* [Written task]:
Gather all lines containing the string "unos" and copy them out.

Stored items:
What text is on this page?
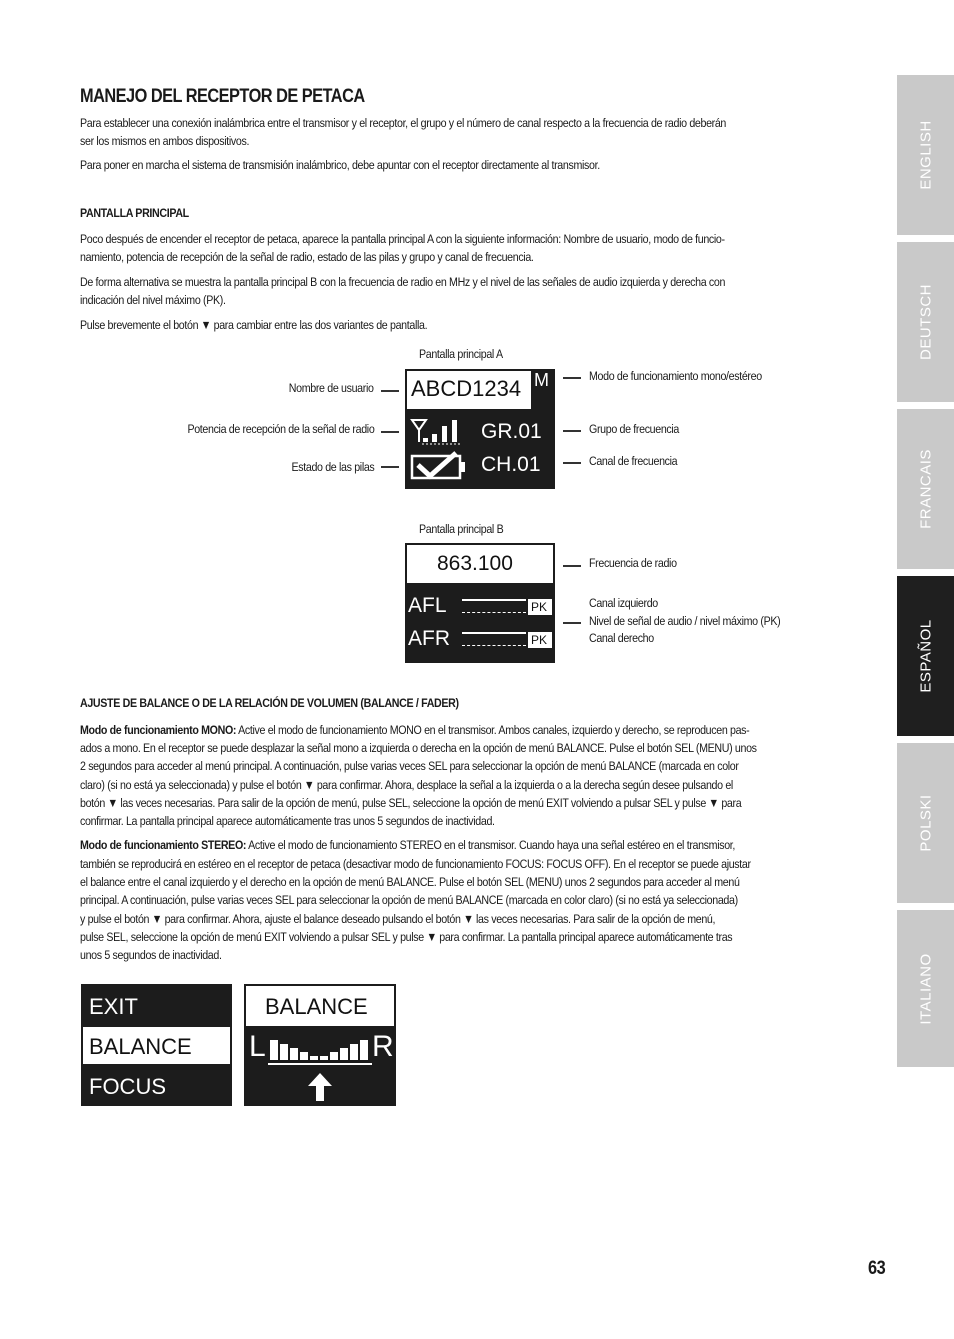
MANEJO DEL RECEPTOR DE PETACA
Para establecer una conexión inalámbrica entre el transmisor y el receptor, el grupo y el número de canal respecto a la frecuencia de radio deberán
ser los mismos en ambos dispositivos.
Para poner en marcha el sistema de transmisión inalámbrico, debe apuntar con el receptor directamente al transmisor.
PANTALLA PRINCIPAL
Poco después de encender el receptor de petaca, aparece la pantalla principal A con la siguiente información: Nombre de usuario, modo de funcio-
namiento, potencia de recepción de la señal de radio, estado de las pilas y grupo y canal de frecuencia.
De forma alternativa se muestra la pantalla principal B con la frecuencia de radio en MHz y el nivel de las señales de audio izquierda y derecha con
indicación del nivel máximo (PK).
Pulse brevemente el botón ▼ para cambiar entre las dos variantes de pantalla.
Pantalla principal A
Nombre de usuario
Potencia de recepción de la señal de radio
Estado de las pilas
ABCD1234 M
GR.01
CH.01
Modo de funcionamiento mono/estéreo
Grupo de frecuencia
Canal de frecuencia
Pantalla principal B
863.100
AFL	PK
AFR	PK
Frecuencia de radio
Canal izquierdo
Nivel de señal de audio / nivel máximo (PK)
Canal derecho
AJUSTE DE BALANCE O DE LA RELACIÓN DE VOLUMEN (BALANCE / FADER)
Modo de funcionamiento MONO: Active el modo de funcionamiento MONO en el transmisor. Ambos canales, izquierdo y derecho, se reproducen pas-
ados a mono. En el receptor se puede desplazar la señal mono a izquierda o derecha en la opción de menú BALANCE. Pulse el botón SEL (MENU) unos
2 segundos para acceder al menú principal. A continuación, pulse varias veces SEL para seleccionar la opción de menú BALANCE (marcada en color
claro) (si no está ya seleccionada) y pulse el botón ▼ para confirmar. Ahora, desplace la señal a la izquierda o a la derecha según desee pulsando el
botón ▼ las veces necesarias. Para salir de la opción de menú, pulse SEL, seleccione la opción de menú EXIT volviendo a pulsar SEL y pulse ▼ para
confirmar. La pantalla principal aparece automáticamente tras unos 5 segundos de inactividad.
Modo de funcionamiento STEREO: Active el modo de funcionamiento STEREO en el transmisor. Cuando haya una señal estéreo en el transmisor,
también se reproducirá en estéreo en el receptor de petaca (desactivar modo de funcionamiento FOCUS: FOCUS OFF). En el receptor se puede ajustar
el balance entre el canal izquierdo y el derecho en la opción de menú BALANCE. Pulse el botón SEL (MENU) unos 2 segundos para acceder al menú
principal. A continuación, pulse varias veces SEL para seleccionar la opción de menú BALANCE (marcada en color claro) (si no está ya seleccionada)
y pulse el botón ▼ para confirmar. Ahora, ajuste el balance deseado pulsando el botón ▼ las veces necesarias. Para salir de la opción de menú,
pulse SEL, seleccione la opción de menú EXIT volviendo a pulsar SEL y pulse ▼ para confirmar. La pantalla principal aparece automáticamente tras
unos 5 segundos de inactividad.
EXIT
BALANCE
FOCUS
BALANCE
L	R
ENGLISH
DEUTSCH
FRANCAIS
ESPAÑOL
POLSKI
ITALIANO
63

* [Completed task]:
ados a mono. En el receptor se puede desplazar la señal mono a izquierda o derecha en la opción de menú BALANCE. Pulse el botón SEL (MENU) unos
confirmar. La pantalla principal aparece automáticamente tras unos 5 segundos de inactividad.
el balance entre el canal izquierdo y el derecho en la opción de menú BALANCE. Pulse el botón SEL (MENU) unos 2 segundos para acceder al menú
unos 5 segundos de inactividad.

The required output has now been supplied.